Freddie Robins

Freddie transforms the craft of knitting and textiles into conceptual art where her peculiar life-sized bodies challenge the notion of normality and conformity. 
“She uses knitting to explore pertinent contemporary issues of the domestic, gender and the human condition, more recently exploring and expressing intimate feelings of sadness, fear and loss.”


Freddie captures my interest not only in her peculiar and fun wool sculptures, but her eccentric and playful personality.
I wish I could express this side of my character in my work more too.
Freddie’s work is full of bright colour with vivid narrative and context.

It’s highly figurative as her concerns cycle around the human condition, domesticity and gender; an issues I’m mostly interested to explore.

frkhofcrime5-styllou2002-
Styllou – 22 1/2 hours 
 Ground Floor, 11 South Hill Park, Hampstead, London – 1954

Her project ‘Knitted Homes of Crime’ depicts a number of wool houses where a female killer would have lived or committed their crimes.

> _Record excerpts_

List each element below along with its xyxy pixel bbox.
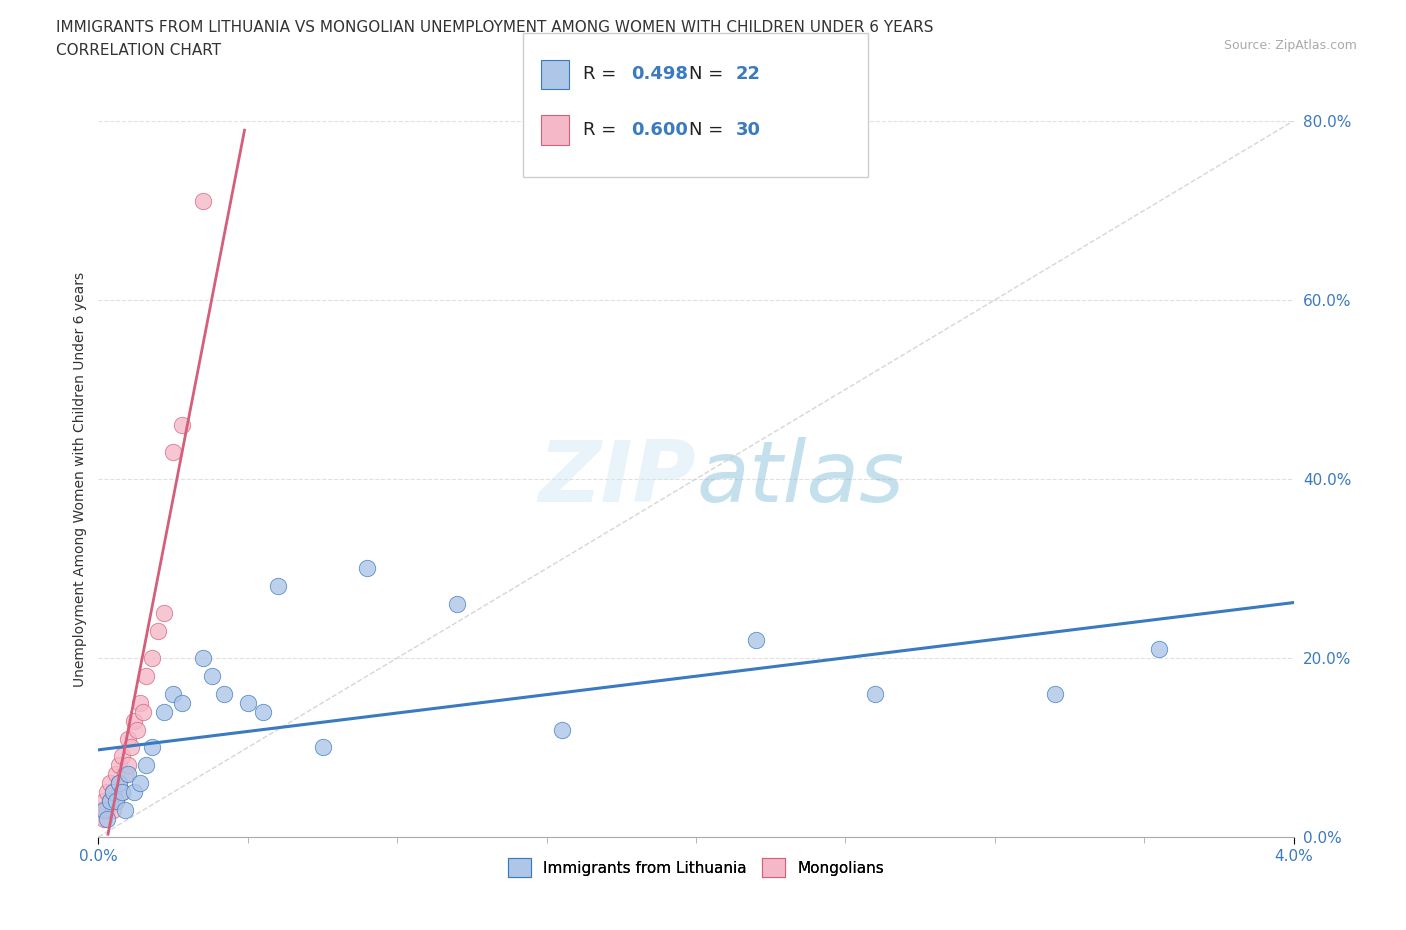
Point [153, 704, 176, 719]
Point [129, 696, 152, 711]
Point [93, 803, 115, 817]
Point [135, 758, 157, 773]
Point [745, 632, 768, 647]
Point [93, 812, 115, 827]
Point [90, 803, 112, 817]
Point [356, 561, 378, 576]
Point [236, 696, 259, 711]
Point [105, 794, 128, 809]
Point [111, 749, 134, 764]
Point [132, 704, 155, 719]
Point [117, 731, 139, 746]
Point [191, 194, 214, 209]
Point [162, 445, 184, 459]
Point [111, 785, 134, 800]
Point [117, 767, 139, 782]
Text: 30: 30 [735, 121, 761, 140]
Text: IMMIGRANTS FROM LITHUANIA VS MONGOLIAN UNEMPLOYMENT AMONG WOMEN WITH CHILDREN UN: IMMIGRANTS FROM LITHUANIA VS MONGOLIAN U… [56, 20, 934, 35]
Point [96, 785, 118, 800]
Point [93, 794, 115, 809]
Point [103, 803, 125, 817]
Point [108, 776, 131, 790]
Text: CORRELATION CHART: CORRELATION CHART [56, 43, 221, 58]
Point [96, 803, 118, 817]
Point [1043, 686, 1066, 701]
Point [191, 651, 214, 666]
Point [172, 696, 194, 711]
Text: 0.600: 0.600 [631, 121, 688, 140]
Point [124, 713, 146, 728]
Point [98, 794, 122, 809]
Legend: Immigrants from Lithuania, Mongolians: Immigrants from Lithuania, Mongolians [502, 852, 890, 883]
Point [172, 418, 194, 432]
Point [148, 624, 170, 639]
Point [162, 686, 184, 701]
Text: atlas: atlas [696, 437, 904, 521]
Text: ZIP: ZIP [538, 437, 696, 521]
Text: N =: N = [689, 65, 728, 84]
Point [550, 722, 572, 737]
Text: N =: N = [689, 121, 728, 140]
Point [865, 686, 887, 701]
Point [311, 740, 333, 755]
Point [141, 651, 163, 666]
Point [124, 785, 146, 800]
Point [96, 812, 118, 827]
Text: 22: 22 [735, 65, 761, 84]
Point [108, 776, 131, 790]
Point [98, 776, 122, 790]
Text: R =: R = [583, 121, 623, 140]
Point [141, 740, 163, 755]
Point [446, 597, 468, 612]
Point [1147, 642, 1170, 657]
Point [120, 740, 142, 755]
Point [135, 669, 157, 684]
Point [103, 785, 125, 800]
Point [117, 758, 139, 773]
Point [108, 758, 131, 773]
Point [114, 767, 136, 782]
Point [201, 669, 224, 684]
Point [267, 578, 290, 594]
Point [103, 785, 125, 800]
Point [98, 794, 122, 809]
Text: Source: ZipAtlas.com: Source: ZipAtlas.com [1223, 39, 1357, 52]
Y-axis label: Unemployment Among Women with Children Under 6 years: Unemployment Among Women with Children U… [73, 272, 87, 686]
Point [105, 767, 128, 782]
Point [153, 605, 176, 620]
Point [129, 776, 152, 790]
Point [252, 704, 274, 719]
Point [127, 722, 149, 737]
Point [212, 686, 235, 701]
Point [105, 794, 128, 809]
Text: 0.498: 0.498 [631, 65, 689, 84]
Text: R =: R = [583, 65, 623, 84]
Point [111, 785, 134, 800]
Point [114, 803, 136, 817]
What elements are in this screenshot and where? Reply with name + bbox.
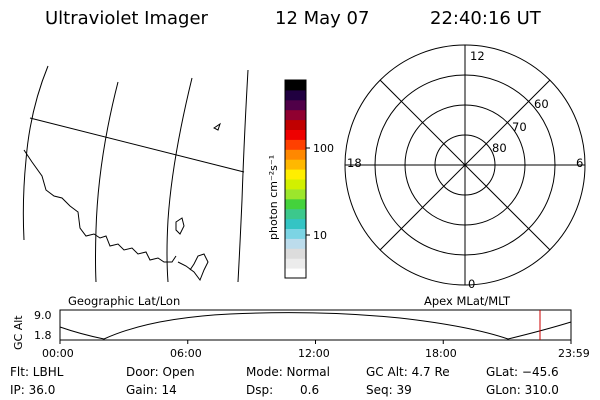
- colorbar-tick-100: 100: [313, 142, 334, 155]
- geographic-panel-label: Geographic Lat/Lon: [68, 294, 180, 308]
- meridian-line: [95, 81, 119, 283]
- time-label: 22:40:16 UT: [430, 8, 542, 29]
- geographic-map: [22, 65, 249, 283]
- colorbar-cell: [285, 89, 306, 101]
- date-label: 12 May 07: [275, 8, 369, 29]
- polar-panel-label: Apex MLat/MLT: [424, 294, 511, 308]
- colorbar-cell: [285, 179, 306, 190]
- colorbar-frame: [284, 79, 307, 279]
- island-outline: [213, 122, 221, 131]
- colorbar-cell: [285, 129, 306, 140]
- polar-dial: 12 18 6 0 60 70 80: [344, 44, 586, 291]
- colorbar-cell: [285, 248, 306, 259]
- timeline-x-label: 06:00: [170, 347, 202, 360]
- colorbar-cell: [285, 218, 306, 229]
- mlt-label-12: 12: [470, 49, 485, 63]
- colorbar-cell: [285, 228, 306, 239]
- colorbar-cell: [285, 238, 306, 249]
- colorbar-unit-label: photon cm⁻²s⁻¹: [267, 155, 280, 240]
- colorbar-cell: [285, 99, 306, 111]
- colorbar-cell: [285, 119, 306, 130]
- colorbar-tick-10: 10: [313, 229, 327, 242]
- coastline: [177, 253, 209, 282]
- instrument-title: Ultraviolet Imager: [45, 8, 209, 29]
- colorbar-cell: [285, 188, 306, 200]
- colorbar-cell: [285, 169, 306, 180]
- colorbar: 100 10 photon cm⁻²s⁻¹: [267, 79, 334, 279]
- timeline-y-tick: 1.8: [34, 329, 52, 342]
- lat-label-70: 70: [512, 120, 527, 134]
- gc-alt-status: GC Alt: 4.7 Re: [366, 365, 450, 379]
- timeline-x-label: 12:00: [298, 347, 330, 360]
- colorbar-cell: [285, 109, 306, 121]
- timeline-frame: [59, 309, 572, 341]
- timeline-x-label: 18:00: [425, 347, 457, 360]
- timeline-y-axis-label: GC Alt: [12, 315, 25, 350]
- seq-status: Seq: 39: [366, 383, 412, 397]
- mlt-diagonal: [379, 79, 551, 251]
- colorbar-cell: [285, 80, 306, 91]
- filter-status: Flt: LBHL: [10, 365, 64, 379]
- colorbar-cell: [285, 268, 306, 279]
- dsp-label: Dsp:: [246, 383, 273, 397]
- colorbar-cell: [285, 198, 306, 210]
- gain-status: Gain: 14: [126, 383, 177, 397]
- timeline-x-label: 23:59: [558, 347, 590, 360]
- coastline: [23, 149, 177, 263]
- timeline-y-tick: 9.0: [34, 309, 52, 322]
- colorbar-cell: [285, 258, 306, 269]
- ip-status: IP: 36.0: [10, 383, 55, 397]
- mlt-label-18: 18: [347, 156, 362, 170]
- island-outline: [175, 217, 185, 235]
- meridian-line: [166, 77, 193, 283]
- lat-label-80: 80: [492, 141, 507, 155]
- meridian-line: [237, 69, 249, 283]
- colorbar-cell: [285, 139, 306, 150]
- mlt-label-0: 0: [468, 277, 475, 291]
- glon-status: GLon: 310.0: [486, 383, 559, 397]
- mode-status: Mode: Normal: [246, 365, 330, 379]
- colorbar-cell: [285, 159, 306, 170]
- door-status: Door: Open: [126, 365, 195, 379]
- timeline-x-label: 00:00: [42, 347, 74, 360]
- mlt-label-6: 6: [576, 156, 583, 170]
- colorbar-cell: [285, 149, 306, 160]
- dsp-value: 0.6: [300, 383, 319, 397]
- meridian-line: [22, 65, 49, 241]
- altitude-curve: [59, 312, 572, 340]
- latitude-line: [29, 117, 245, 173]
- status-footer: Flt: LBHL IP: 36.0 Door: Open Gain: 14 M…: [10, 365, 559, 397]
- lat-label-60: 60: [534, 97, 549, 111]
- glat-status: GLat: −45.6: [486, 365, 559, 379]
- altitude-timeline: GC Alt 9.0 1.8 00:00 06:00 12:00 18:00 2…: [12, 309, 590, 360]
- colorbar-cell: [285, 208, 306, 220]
...
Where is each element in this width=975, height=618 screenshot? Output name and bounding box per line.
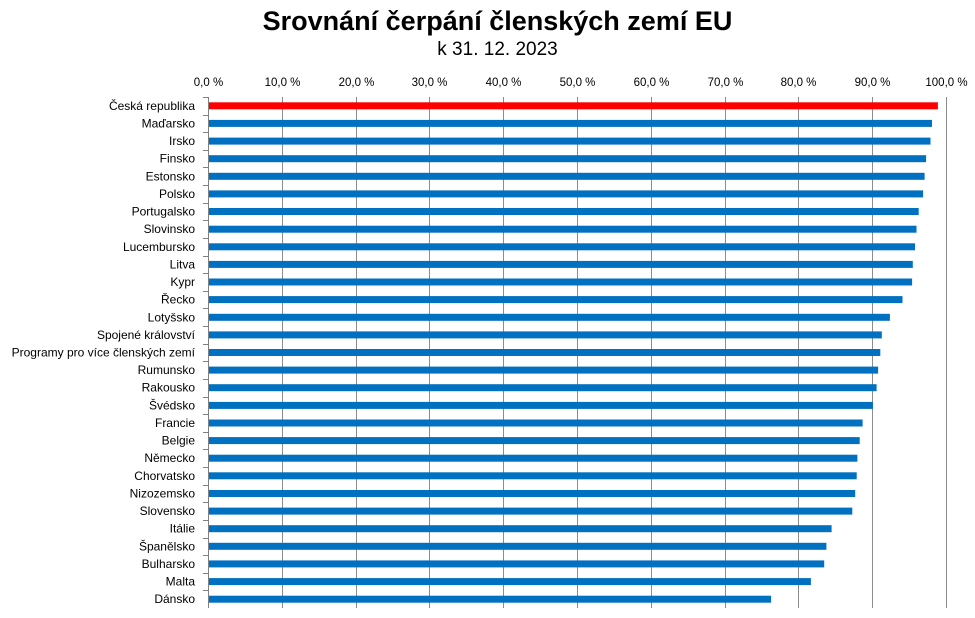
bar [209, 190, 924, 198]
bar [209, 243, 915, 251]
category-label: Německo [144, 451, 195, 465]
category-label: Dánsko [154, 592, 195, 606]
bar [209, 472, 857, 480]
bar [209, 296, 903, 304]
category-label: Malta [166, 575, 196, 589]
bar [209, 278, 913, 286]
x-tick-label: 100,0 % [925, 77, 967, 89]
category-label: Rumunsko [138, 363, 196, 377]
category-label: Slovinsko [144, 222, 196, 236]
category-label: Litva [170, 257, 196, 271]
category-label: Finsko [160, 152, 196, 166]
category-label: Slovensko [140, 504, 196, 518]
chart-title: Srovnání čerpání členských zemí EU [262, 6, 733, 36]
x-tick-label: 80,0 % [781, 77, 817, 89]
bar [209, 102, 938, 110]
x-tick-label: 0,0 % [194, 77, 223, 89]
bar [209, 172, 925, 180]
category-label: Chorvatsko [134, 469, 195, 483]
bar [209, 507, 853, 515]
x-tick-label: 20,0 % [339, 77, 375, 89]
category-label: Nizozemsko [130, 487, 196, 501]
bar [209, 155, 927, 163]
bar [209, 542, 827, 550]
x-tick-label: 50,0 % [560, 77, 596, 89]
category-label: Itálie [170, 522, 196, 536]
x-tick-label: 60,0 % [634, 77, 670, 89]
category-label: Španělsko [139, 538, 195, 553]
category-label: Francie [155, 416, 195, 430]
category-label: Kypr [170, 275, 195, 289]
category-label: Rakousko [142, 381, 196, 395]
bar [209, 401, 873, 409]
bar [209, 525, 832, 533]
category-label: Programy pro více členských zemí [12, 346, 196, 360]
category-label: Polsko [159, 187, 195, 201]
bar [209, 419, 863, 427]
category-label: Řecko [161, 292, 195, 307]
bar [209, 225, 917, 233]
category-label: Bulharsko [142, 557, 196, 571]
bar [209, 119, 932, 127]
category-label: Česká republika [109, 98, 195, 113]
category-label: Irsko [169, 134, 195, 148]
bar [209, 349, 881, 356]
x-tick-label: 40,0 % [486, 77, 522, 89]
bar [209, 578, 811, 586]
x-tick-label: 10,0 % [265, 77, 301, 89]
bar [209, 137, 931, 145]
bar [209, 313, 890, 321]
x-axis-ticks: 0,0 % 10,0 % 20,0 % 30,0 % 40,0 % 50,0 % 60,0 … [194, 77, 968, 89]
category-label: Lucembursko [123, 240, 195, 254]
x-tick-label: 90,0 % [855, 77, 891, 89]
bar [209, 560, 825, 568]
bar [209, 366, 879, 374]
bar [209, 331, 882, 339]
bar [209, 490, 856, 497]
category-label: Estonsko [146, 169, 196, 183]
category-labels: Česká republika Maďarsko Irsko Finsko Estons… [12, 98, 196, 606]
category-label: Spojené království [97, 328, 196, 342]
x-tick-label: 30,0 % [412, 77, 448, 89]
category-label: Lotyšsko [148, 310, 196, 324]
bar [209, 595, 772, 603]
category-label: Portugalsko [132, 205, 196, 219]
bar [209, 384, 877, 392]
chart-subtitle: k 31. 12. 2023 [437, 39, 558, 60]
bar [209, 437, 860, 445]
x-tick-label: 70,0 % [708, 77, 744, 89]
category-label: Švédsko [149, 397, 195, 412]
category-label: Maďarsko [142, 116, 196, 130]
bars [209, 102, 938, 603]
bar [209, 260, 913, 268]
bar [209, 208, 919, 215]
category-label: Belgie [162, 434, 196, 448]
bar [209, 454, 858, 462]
* * *
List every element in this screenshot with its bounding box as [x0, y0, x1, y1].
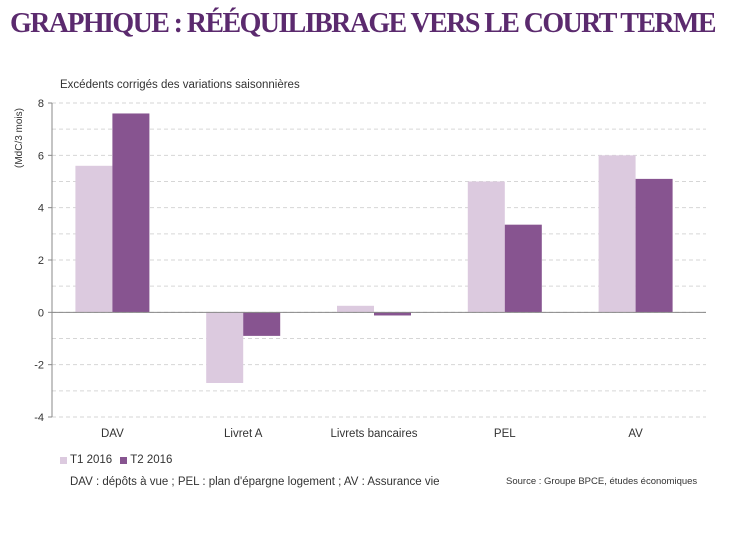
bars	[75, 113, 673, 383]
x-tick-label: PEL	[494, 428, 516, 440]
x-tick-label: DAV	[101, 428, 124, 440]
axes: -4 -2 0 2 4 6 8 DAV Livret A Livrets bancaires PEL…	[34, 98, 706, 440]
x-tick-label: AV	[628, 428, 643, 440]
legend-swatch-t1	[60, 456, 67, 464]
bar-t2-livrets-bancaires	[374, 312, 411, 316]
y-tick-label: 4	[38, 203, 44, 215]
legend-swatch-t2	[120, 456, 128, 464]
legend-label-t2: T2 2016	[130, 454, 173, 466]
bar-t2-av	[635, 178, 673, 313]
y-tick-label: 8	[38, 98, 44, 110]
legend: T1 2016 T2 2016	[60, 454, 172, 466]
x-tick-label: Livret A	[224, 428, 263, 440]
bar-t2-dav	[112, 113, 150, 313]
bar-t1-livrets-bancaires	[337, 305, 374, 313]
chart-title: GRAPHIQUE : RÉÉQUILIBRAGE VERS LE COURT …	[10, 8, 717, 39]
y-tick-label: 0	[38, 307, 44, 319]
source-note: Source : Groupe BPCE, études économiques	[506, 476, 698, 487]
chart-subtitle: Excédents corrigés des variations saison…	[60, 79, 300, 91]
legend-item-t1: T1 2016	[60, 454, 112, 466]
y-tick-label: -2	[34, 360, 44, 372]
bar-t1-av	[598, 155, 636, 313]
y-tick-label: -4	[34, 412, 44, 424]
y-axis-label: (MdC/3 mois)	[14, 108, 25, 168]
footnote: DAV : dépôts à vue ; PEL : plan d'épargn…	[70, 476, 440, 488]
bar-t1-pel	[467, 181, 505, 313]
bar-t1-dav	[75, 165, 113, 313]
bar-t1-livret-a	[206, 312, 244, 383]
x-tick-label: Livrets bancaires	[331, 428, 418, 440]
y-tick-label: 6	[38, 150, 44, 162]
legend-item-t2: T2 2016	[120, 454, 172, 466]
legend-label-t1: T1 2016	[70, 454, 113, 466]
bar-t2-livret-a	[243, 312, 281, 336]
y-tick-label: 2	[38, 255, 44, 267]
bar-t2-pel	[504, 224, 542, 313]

> _Aim of the task_
Write the next few sentences of the Freddie Robins piece, picking up right after its final line.

> _Response_
It plays beautifully on the ideas of domesticity: with the domestic aspect of textiles and activity of knitting, the container – house and femininity associated with housewives; but destroys it with the narrative and context where safety,certainty of containment is exchange with danger, uncertainty and rejection.

This juxtaposition and contradiction is the way I tried to lead my work and context, and still add as much process learning and exploration of clay and ceramics as possible.

I also used textiles as my starting medium, but then translated it into ceramic and played with the functionality of a tea-set, a very domestic object, and used it to narrate and express feelings of containment, or rather its absence.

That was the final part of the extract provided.